EXERCISE REQUIREMENTS.
In the material below, find every line with "structured" and pull it out.
◇ ◇ ◇ ◇ ◇ ◇ ◇
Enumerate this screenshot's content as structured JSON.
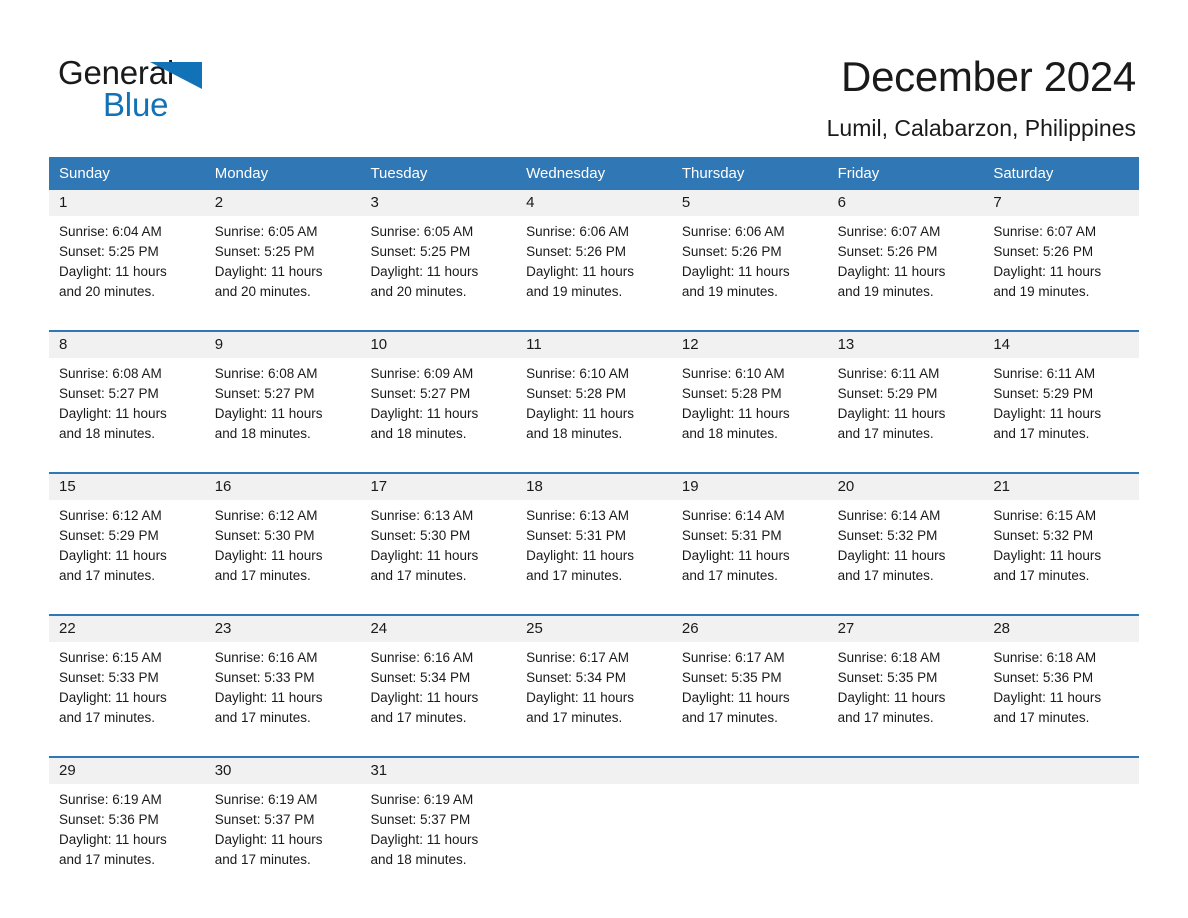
{
  "logo": {
    "word_one": "General",
    "word_two": "Blue",
    "triangle_color": "#1272b8",
    "text_color": "#1a1a1a"
  },
  "header": {
    "month_title": "December 2024",
    "location": "Lumil, Calabarzon, Philippines"
  },
  "theme": {
    "header_blue": "#3077b5",
    "date_band_gray": "#f1f1f1",
    "text": "#1a1a1a",
    "page_background": "#ffffff"
  },
  "weekdays": [
    "Sunday",
    "Monday",
    "Tuesday",
    "Wednesday",
    "Thursday",
    "Friday",
    "Saturday"
  ],
  "labels": {
    "sunrise_prefix": "Sunrise:",
    "sunset_prefix": "Sunset:",
    "daylight_prefix": "Daylight:"
  },
  "weeks": [
    [
      {
        "day": "1",
        "sunrise": "Sunrise: 6:04 AM",
        "sunset": "Sunset: 5:25 PM",
        "daylight_line1": "Daylight: 11 hours",
        "daylight_line2": "and 20 minutes."
      },
      {
        "day": "2",
        "sunrise": "Sunrise: 6:05 AM",
        "sunset": "Sunset: 5:25 PM",
        "daylight_line1": "Daylight: 11 hours",
        "daylight_line2": "and 20 minutes."
      },
      {
        "day": "3",
        "sunrise": "Sunrise: 6:05 AM",
        "sunset": "Sunset: 5:25 PM",
        "daylight_line1": "Daylight: 11 hours",
        "daylight_line2": "and 20 minutes."
      },
      {
        "day": "4",
        "sunrise": "Sunrise: 6:06 AM",
        "sunset": "Sunset: 5:26 PM",
        "daylight_line1": "Daylight: 11 hours",
        "daylight_line2": "and 19 minutes."
      },
      {
        "day": "5",
        "sunrise": "Sunrise: 6:06 AM",
        "sunset": "Sunset: 5:26 PM",
        "daylight_line1": "Daylight: 11 hours",
        "daylight_line2": "and 19 minutes."
      },
      {
        "day": "6",
        "sunrise": "Sunrise: 6:07 AM",
        "sunset": "Sunset: 5:26 PM",
        "daylight_line1": "Daylight: 11 hours",
        "daylight_line2": "and 19 minutes."
      },
      {
        "day": "7",
        "sunrise": "Sunrise: 6:07 AM",
        "sunset": "Sunset: 5:26 PM",
        "daylight_line1": "Daylight: 11 hours",
        "daylight_line2": "and 19 minutes."
      }
    ],
    [
      {
        "day": "8",
        "sunrise": "Sunrise: 6:08 AM",
        "sunset": "Sunset: 5:27 PM",
        "daylight_line1": "Daylight: 11 hours",
        "daylight_line2": "and 18 minutes."
      },
      {
        "day": "9",
        "sunrise": "Sunrise: 6:08 AM",
        "sunset": "Sunset: 5:27 PM",
        "daylight_line1": "Daylight: 11 hours",
        "daylight_line2": "and 18 minutes."
      },
      {
        "day": "10",
        "sunrise": "Sunrise: 6:09 AM",
        "sunset": "Sunset: 5:27 PM",
        "daylight_line1": "Daylight: 11 hours",
        "daylight_line2": "and 18 minutes."
      },
      {
        "day": "11",
        "sunrise": "Sunrise: 6:10 AM",
        "sunset": "Sunset: 5:28 PM",
        "daylight_line1": "Daylight: 11 hours",
        "daylight_line2": "and 18 minutes."
      },
      {
        "day": "12",
        "sunrise": "Sunrise: 6:10 AM",
        "sunset": "Sunset: 5:28 PM",
        "daylight_line1": "Daylight: 11 hours",
        "daylight_line2": "and 18 minutes."
      },
      {
        "day": "13",
        "sunrise": "Sunrise: 6:11 AM",
        "sunset": "Sunset: 5:29 PM",
        "daylight_line1": "Daylight: 11 hours",
        "daylight_line2": "and 17 minutes."
      },
      {
        "day": "14",
        "sunrise": "Sunrise: 6:11 AM",
        "sunset": "Sunset: 5:29 PM",
        "daylight_line1": "Daylight: 11 hours",
        "daylight_line2": "and 17 minutes."
      }
    ],
    [
      {
        "day": "15",
        "sunrise": "Sunrise: 6:12 AM",
        "sunset": "Sunset: 5:29 PM",
        "daylight_line1": "Daylight: 11 hours",
        "daylight_line2": "and 17 minutes."
      },
      {
        "day": "16",
        "sunrise": "Sunrise: 6:12 AM",
        "sunset": "Sunset: 5:30 PM",
        "daylight_line1": "Daylight: 11 hours",
        "daylight_line2": "and 17 minutes."
      },
      {
        "day": "17",
        "sunrise": "Sunrise: 6:13 AM",
        "sunset": "Sunset: 5:30 PM",
        "daylight_line1": "Daylight: 11 hours",
        "daylight_line2": "and 17 minutes."
      },
      {
        "day": "18",
        "sunrise": "Sunrise: 6:13 AM",
        "sunset": "Sunset: 5:31 PM",
        "daylight_line1": "Daylight: 11 hours",
        "daylight_line2": "and 17 minutes."
      },
      {
        "day": "19",
        "sunrise": "Sunrise: 6:14 AM",
        "sunset": "Sunset: 5:31 PM",
        "daylight_line1": "Daylight: 11 hours",
        "daylight_line2": "and 17 minutes."
      },
      {
        "day": "20",
        "sunrise": "Sunrise: 6:14 AM",
        "sunset": "Sunset: 5:32 PM",
        "daylight_line1": "Daylight: 11 hours",
        "daylight_line2": "and 17 minutes."
      },
      {
        "day": "21",
        "sunrise": "Sunrise: 6:15 AM",
        "sunset": "Sunset: 5:32 PM",
        "daylight_line1": "Daylight: 11 hours",
        "daylight_line2": "and 17 minutes."
      }
    ],
    [
      {
        "day": "22",
        "sunrise": "Sunrise: 6:15 AM",
        "sunset": "Sunset: 5:33 PM",
        "daylight_line1": "Daylight: 11 hours",
        "daylight_line2": "and 17 minutes."
      },
      {
        "day": "23",
        "sunrise": "Sunrise: 6:16 AM",
        "sunset": "Sunset: 5:33 PM",
        "daylight_line1": "Daylight: 11 hours",
        "daylight_line2": "and 17 minutes."
      },
      {
        "day": "24",
        "sunrise": "Sunrise: 6:16 AM",
        "sunset": "Sunset: 5:34 PM",
        "daylight_line1": "Daylight: 11 hours",
        "daylight_line2": "and 17 minutes."
      },
      {
        "day": "25",
        "sunrise": "Sunrise: 6:17 AM",
        "sunset": "Sunset: 5:34 PM",
        "daylight_line1": "Daylight: 11 hours",
        "daylight_line2": "and 17 minutes."
      },
      {
        "day": "26",
        "sunrise": "Sunrise: 6:17 AM",
        "sunset": "Sunset: 5:35 PM",
        "daylight_line1": "Daylight: 11 hours",
        "daylight_line2": "and 17 minutes."
      },
      {
        "day": "27",
        "sunrise": "Sunrise: 6:18 AM",
        "sunset": "Sunset: 5:35 PM",
        "daylight_line1": "Daylight: 11 hours",
        "daylight_line2": "and 17 minutes."
      },
      {
        "day": "28",
        "sunrise": "Sunrise: 6:18 AM",
        "sunset": "Sunset: 5:36 PM",
        "daylight_line1": "Daylight: 11 hours",
        "daylight_line2": "and 17 minutes."
      }
    ],
    [
      {
        "day": "29",
        "sunrise": "Sunrise: 6:19 AM",
        "sunset": "Sunset: 5:36 PM",
        "daylight_line1": "Daylight: 11 hours",
        "daylight_line2": "and 17 minutes."
      },
      {
        "day": "30",
        "sunrise": "Sunrise: 6:19 AM",
        "sunset": "Sunset: 5:37 PM",
        "daylight_line1": "Daylight: 11 hours",
        "daylight_line2": "and 17 minutes."
      },
      {
        "day": "31",
        "sunrise": "Sunrise: 6:19 AM",
        "sunset": "Sunset: 5:37 PM",
        "daylight_line1": "Daylight: 11 hours",
        "daylight_line2": "and 18 minutes."
      },
      null,
      null,
      null,
      null
    ]
  ]
}
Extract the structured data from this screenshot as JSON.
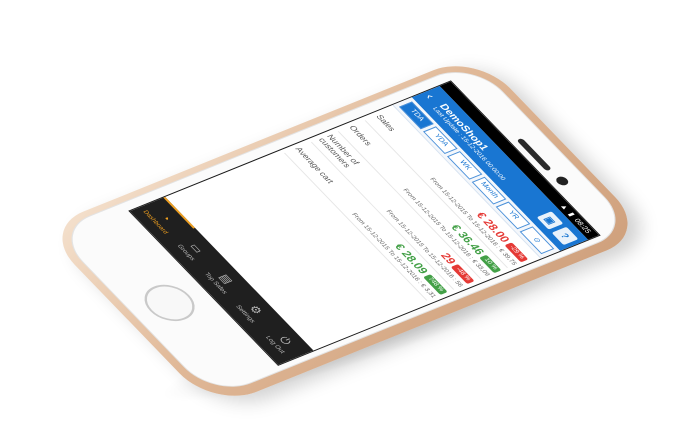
{
  "status_bar": {
    "time": "08:25"
  },
  "header": {
    "title": "DemoShop1",
    "last_update": "Last Update : 15-12-2016 00:00:00",
    "buttons": [
      {
        "icon": "save-icon",
        "label": "▣"
      },
      {
        "icon": "help-icon",
        "label": "?"
      }
    ]
  },
  "tabs": [
    {
      "label": "TDA",
      "active": true
    },
    {
      "label": "YDA",
      "active": false
    },
    {
      "label": "WK",
      "active": false
    },
    {
      "label": "Month",
      "active": false
    },
    {
      "label": "YR",
      "active": false
    },
    {
      "label": "⊙",
      "active": false
    }
  ],
  "kpis": [
    {
      "label": "Sales",
      "value": "€ 28.00",
      "value_color": "red",
      "badge": "-29 %",
      "badge_color": "red",
      "sub": "From 15-12-2015 To 15-12-2016 : € 39,75"
    },
    {
      "label": "Orders",
      "value": "€ 36.46",
      "value_color": "green",
      "badge": "10 %",
      "badge_color": "green",
      "sub": "From 15-12-2015 To 15-12-2016 : € 33,09"
    },
    {
      "label": "Number of customers",
      "value": "29",
      "value_color": "red",
      "badge": "-48 %",
      "badge_color": "red",
      "sub": "From 15-12-2015 To 15-12-2016 : 56"
    },
    {
      "label": "Average cart",
      "value": "€ 28.09",
      "value_color": "green",
      "badge": "748 %",
      "badge_color": "green",
      "sub": "From 15-12-2015 To 15-12-2016 : € 3,31"
    }
  ],
  "bottom_nav": [
    {
      "label": "Dashboard",
      "icon": "dashboard-icon",
      "glyph": "◔",
      "active": true
    },
    {
      "label": "Groups",
      "icon": "groups-icon",
      "glyph": "▭",
      "active": false
    },
    {
      "label": "Top Sales",
      "icon": "top-sales-icon",
      "glyph": "▤",
      "active": false
    },
    {
      "label": "Settings",
      "icon": "gear-icon",
      "glyph": "⚙",
      "active": false
    },
    {
      "label": "Log Out",
      "icon": "logout-icon",
      "glyph": "⏻",
      "active": false
    }
  ]
}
◇ ◇ ◇ ◇ ◇ ◇ ◇
OUTPUT.
Enumerate this screenshot's content as structured JSON.
Extract the structured data from this screenshot as JSON.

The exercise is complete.